Data entries
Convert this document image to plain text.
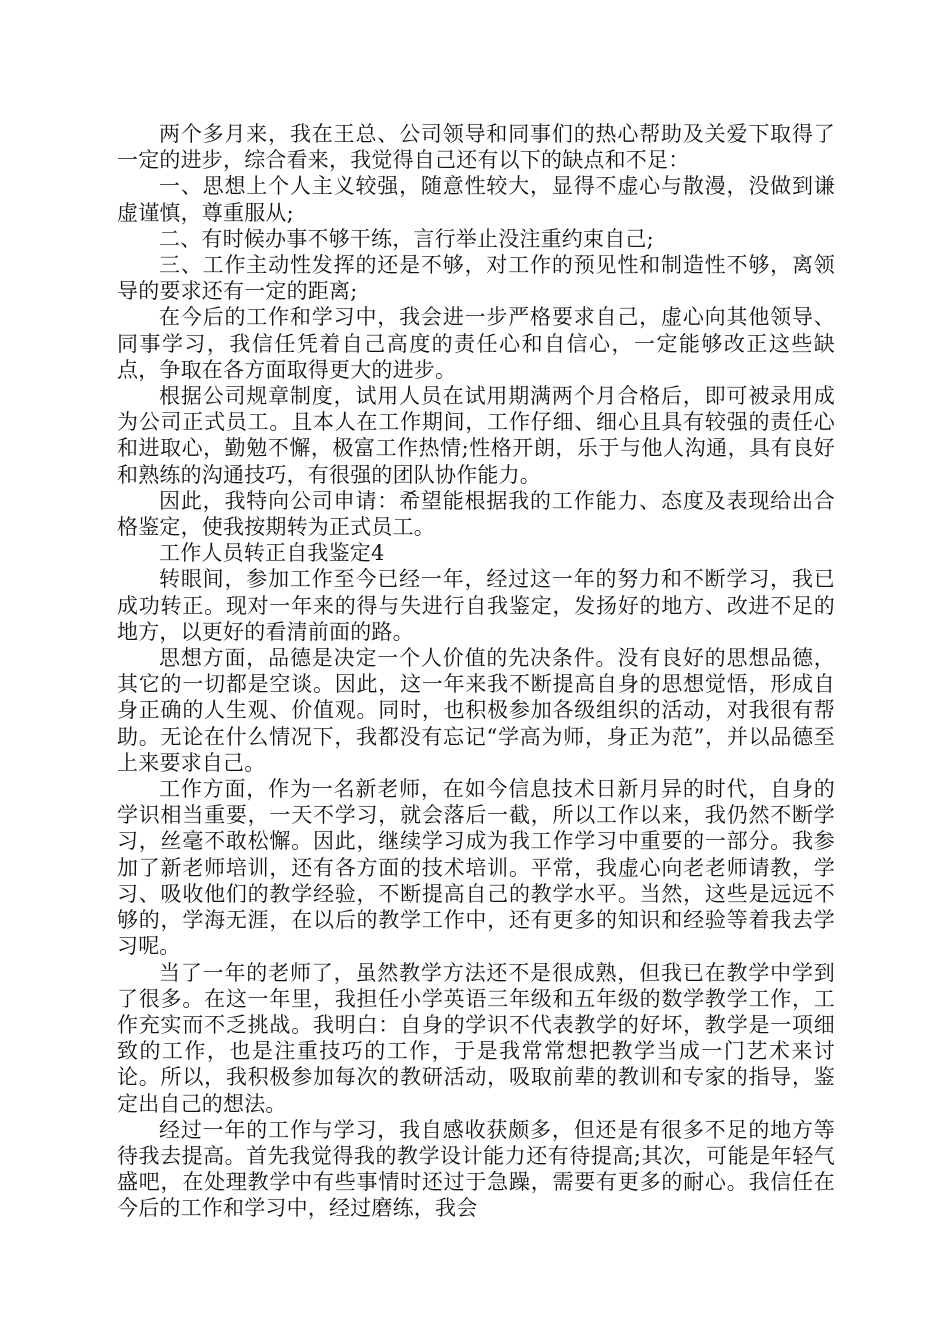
两个多月来，我在王总、公司领导和同事们的热心帮助及关爱下取得了一定的进步，综合看来，我觉得自己还有以下的缺点和不足：

一、思想上个人主义较强，随意性较大，显得不虚心与散漫，没做到谦虚谨慎，尊重服从;

二、有时候办事不够干练，言行举止没注重约束自己;

三、工作主动性发挥的还是不够，对工作的预见性和制造性不够，离领导的要求还有一定的距离;

在今后的工作和学习中，我会进一步严格要求自己，虚心向其他领导、同事学习，我信任凭着自己高度的责任心和自信心，一定能够改正这些缺点，争取在各方面取得更大的进步。

根据公司规章制度，试用人员在试用期满两个月合格后，即可被录用成为公司正式员工。且本人在工作期间，工作仔细、细心且具有较强的责任心和进取心，勤勉不懈，极富工作热情;性格开朗，乐于与他人沟通，具有良好和熟练的沟通技巧，有很强的团队协作能力。

因此，我特向公司申请：希望能根据我的工作能力、态度及表现给出合格鉴定，使我按期转为正式员工。

工作人员转正自我鉴定4

转眼间，参加工作至今已经一年，经过这一年的努力和不断学习，我已成功转正。现对一年来的得与失进行自我鉴定，发扬好的地方、改进不足的地方，以更好的看清前面的路。

思想方面，品德是决定一个人价值的先决条件。没有良好的思想品德，其它的一切都是空谈。因此，这一年来我不断提高自身的思想觉悟，形成自身正确的人生观、价值观。同时，也积极参加各级组织的活动，对我很有帮助。无论在什么情况下，我都没有忘记“学高为师，身正为范”，并以品德至上来要求自己。

工作方面，作为一名新老师，在如今信息技术日新月异的时代，自身的学识相当重要，一天不学习，就会落后一截，所以工作以来，我仍然不断学习，丝毫不敢松懈。因此，继续学习成为我工作学习中重要的一部分。我参加了新老师培训，还有各方面的技术培训。平常，我虚心向老老师请教，学习、吸收他们的教学经验，不断提高自己的教学水平。当然，这些是远远不够的，学海无涯，在以后的教学工作中，还有更多的知识和经验等着我去学习呢。

当了一年的老师了，虽然教学方法还不是很成熟，但我已在教学中学到了很多。在这一年里，我担任小学英语三年级和五年级的数学教学工作，工作充实而不乏挑战。我明白：自身的学识不代表教学的好坏，教学是一项细致的工作，也是注重技巧的工作，于是我常常想把教学当成一门艺术来讨论。所以，我积极参加每次的教研活动，吸取前辈的教训和专家的指导，鉴定出自己的想法。

经过一年的工作与学习，我自感收获颇多，但还是有很多不足的地方等待我去提高。首先我觉得我的教学设计能力还有待提高;其次，可能是年轻气盛吧，在处理教学中有些事情时还过于急躁，需要有更多的耐心。我信任在今后的工作和学习中，经过磨练，我会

▶ [Request]:
Transcribe every line from the records above without alteration, and leave out the images.

▶ [Result of this exercise]:
Convert this document image to plain text.
两个多月来，我在王总、公司领导和同事们的热心帮助及关爱下取得了一定的进步，综合看来，我觉得自己还有以下的缺点和不足：

一、思想上个人主义较强，随意性较大，显得不虚心与散漫，没做到谦虚谨慎，尊重服从;

二、有时候办事不够干练，言行举止没注重约束自己;

三、工作主动性发挥的还是不够，对工作的预见性和制造性不够，离领导的要求还有一定的距离;

在今后的工作和学习中，我会进一步严格要求自己，虚心向其他领导、同事学习，我信任凭着自己高度的责任心和自信心，一定能够改正这些缺点，争取在各方面取得更大的进步。

根据公司规章制度，试用人员在试用期满两个月合格后，即可被录用成为公司正式员工。且本人在工作期间，工作仔细、细心且具有较强的责任心和进取心，勤勉不懈，极富工作热情;性格开朗，乐于与他人沟通，具有良好和熟练的沟通技巧，有很强的团队协作能力。

因此，我特向公司申请：希望能根据我的工作能力、态度及表现给出合格鉴定，使我按期转为正式员工。

工作人员转正自我鉴定4

转眼间，参加工作至今已经一年，经过这一年的努力和不断学习，我已成功转正。现对一年来的得与失进行自我鉴定，发扬好的地方、改进不足的地方，以更好的看清前面的路。

思想方面，品德是决定一个人价值的先决条件。没有良好的思想品德，其它的一切都是空谈。因此，这一年来我不断提高自身的思想觉悟，形成自身正确的人生观、价值观。同时，也积极参加各级组织的活动，对我很有帮助。无论在什么情况下，我都没有忘记“学高为师，身正为范”，并以品德至上来要求自己。

工作方面，作为一名新老师，在如今信息技术日新月异的时代，自身的学识相当重要，一天不学习，就会落后一截，所以工作以来，我仍然不断学习，丝毫不敢松懈。因此，继续学习成为我工作学习中重要的一部分。我参加了新老师培训，还有各方面的技术培训。平常，我虚心向老老师请教，学习、吸收他们的教学经验，不断提高自己的教学水平。当然，这些是远远不够的，学海无涯，在以后的教学工作中，还有更多的知识和经验等着我去学习呢。

当了一年的老师了，虽然教学方法还不是很成熟，但我已在教学中学到了很多。在这一年里，我担任小学英语三年级和五年级的数学教学工作，工作充实而不乏挑战。我明白：自身的学识不代表教学的好坏，教学是一项细致的工作，也是注重技巧的工作，于是我常常想把教学当成一门艺术来讨论。所以，我积极参加每次的教研活动，吸取前辈的教训和专家的指导，鉴定出自己的想法。

经过一年的工作与学习，我自感收获颇多，但还是有很多不足的地方等待我去提高。首先我觉得我的教学设计能力还有待提高;其次，可能是年轻气盛吧，在处理教学中有些事情时还过于急躁，需要有更多的耐心。我信任在今后的工作和学习中，经过磨练，我会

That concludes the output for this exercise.